### Source text:
[PyKDE] namespaces in sip
Patrick Stinson
ajole-1 at gci.net
Thu Oct 16 20:53:01 BST 2003
Right. _Great_ help on the qt qualification bit, and a good analogy. Thanks!
The 'PK_' is my prefix for every class in the library. I removed it yesterday
after putting all of the classes in the 'PK' namespace, hence my original
post. As a segway: I'm still not convinced that python isn't just C on OO
drugs; I love it.
wrt qualification: yes, after changing something minor yesterday that fell
into place. The correct full qualification on reference is the tweaky part
with sip. One must only learn the correct syntax...

### Data provided:

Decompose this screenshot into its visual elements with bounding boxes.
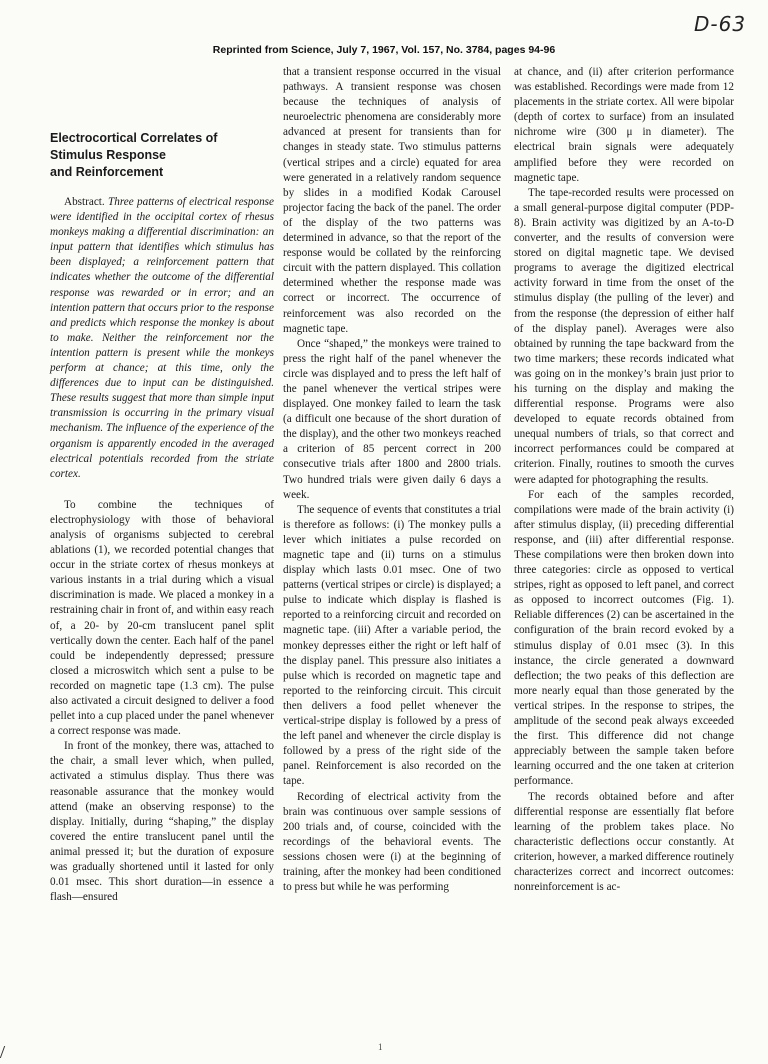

### Requirement:
In the mailing-list post about namespaces in sip, what is 'PK_'?

### Written solution:
It is the writer's prefix for every class in the library.